Directions for this task =
Only lines holding the string "nhiều" are wanted; copy each one from the material.

Information provided =
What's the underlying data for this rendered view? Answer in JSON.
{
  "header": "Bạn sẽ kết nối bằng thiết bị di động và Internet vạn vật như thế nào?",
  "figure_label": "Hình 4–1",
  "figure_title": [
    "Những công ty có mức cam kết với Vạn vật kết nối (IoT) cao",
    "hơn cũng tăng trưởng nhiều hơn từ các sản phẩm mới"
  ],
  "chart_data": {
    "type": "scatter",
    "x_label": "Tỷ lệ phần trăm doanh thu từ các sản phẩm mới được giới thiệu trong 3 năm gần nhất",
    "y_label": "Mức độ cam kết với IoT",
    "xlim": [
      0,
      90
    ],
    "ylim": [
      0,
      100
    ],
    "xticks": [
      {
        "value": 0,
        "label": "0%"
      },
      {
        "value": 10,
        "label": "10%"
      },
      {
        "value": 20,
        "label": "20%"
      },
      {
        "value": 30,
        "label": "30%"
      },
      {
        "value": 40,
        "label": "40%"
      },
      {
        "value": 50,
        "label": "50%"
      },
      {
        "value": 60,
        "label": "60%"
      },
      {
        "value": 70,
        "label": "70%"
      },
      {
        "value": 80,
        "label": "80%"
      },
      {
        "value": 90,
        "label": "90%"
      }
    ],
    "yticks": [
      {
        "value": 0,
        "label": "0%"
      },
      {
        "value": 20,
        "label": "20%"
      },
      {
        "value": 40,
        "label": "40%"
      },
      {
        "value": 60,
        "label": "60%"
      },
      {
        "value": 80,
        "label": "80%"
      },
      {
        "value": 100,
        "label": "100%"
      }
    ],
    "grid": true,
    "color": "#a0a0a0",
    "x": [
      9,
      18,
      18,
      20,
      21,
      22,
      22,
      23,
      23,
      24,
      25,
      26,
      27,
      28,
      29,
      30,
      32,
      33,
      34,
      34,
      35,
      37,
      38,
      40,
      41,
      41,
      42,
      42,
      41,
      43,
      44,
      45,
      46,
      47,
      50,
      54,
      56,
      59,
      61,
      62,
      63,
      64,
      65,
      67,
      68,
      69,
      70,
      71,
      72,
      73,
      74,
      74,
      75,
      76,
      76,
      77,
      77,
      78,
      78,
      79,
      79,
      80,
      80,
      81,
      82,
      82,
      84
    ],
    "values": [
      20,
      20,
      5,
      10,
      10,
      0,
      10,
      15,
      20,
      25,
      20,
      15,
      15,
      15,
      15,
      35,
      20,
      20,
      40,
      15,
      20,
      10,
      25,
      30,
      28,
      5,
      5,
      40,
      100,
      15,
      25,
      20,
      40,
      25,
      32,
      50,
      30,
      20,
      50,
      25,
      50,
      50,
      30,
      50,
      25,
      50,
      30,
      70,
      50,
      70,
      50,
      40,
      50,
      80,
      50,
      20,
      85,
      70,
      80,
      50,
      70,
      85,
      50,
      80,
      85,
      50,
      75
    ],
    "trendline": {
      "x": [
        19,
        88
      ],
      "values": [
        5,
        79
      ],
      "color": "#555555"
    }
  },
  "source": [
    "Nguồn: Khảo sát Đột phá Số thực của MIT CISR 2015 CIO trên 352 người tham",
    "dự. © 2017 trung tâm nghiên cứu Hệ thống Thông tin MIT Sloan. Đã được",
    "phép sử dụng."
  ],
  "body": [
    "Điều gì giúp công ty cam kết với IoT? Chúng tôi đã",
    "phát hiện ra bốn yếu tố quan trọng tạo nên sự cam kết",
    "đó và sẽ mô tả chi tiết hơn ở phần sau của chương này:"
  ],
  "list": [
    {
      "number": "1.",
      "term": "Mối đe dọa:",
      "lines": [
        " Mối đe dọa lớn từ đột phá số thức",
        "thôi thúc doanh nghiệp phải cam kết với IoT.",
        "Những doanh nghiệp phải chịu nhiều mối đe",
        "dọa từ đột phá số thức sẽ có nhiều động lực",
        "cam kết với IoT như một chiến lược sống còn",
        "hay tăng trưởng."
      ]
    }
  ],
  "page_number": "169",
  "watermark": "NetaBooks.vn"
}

Final result =
    "hơn cũng tăng trưởng nhiều hơn từ các sản phẩm mới"
        "Những doanh nghiệp phải chịu nhiều mối đe",
        "dọa từ đột phá số thức sẽ có nhiều động lực",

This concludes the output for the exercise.